_WHAT YOU HAVE TO DO_: Show each line of the data below that has the string "每个企业每年本项最高补助不超过" in it.

— start RECORDED INFORMATION —

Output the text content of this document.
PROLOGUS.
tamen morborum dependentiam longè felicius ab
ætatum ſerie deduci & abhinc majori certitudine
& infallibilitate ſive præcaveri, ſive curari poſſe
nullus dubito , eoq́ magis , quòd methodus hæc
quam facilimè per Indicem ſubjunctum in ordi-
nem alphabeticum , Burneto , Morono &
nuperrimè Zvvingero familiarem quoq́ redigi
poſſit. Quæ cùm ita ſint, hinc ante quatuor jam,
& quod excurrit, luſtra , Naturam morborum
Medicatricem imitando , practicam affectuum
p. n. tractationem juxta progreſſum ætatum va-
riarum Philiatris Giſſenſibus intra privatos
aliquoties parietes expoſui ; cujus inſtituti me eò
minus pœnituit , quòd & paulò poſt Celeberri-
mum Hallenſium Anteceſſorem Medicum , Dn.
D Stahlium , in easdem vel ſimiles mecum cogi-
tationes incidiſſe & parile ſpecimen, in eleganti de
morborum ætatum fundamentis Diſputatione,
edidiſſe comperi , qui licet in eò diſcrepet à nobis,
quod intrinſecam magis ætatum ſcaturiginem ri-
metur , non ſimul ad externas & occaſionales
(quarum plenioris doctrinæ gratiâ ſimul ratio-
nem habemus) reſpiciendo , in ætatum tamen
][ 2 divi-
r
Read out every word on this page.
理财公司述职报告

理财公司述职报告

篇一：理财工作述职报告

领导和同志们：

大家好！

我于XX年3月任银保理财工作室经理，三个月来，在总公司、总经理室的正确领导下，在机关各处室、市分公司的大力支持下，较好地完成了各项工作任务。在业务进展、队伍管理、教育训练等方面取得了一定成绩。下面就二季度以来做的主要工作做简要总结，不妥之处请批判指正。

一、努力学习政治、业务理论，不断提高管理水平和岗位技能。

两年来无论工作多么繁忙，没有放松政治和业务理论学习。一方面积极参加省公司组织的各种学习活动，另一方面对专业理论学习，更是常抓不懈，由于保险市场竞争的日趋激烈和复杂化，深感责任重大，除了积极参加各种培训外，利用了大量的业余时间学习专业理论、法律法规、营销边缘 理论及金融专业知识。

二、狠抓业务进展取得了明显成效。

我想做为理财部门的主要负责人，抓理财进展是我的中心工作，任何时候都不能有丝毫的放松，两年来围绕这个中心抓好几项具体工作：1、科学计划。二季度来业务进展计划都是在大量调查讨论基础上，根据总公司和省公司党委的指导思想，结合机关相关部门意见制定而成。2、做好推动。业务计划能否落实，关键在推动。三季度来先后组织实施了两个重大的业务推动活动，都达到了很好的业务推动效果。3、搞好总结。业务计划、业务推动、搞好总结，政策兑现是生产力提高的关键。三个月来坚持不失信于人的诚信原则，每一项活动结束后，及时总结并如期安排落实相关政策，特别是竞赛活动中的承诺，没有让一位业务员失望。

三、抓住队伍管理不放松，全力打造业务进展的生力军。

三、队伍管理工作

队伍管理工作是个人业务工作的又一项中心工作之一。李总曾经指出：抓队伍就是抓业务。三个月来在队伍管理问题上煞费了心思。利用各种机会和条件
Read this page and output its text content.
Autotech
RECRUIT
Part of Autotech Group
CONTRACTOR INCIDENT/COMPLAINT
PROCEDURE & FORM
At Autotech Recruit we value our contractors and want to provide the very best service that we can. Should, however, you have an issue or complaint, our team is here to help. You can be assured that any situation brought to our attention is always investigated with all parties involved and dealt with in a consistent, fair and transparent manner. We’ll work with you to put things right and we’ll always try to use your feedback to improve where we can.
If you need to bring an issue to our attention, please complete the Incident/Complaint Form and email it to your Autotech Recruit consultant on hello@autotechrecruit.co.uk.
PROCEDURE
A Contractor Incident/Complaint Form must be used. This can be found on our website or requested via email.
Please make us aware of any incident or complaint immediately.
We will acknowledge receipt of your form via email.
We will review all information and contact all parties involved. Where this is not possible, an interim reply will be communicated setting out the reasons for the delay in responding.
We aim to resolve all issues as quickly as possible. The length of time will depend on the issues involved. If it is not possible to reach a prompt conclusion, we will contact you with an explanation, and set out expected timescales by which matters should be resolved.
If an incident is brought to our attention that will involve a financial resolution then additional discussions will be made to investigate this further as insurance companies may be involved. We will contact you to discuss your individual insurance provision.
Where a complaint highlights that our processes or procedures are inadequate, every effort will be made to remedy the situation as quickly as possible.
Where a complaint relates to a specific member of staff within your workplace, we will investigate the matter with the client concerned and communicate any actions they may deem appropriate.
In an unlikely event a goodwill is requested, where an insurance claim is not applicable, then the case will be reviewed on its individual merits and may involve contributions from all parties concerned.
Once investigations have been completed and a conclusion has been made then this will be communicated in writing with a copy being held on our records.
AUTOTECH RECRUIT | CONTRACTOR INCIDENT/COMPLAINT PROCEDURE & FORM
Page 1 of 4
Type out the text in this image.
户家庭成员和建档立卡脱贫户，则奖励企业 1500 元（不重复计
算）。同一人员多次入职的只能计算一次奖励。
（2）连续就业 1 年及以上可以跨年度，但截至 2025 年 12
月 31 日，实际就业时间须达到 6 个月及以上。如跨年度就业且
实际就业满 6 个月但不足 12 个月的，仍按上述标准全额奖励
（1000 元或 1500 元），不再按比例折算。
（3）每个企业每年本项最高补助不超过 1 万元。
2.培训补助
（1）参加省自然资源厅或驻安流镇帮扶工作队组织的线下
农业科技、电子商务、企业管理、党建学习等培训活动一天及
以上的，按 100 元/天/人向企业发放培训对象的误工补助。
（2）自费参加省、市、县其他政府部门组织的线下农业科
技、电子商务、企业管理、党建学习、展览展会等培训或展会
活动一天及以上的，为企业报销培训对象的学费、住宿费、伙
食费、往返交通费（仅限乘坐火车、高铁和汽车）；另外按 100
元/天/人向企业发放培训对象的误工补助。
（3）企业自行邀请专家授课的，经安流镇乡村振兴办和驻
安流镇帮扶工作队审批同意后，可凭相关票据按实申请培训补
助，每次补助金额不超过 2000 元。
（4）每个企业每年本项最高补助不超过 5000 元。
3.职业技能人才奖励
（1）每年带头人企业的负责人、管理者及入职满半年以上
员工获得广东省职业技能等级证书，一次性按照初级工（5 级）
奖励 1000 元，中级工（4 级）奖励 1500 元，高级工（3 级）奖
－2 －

— end RECORDED INFORMATION —

_SOLUTION TO THE EXERCISE_:
（3）每个企业每年本项最高补助不超过 1 万元。
（4）每个企业每年本项最高补助不超过 5000 元。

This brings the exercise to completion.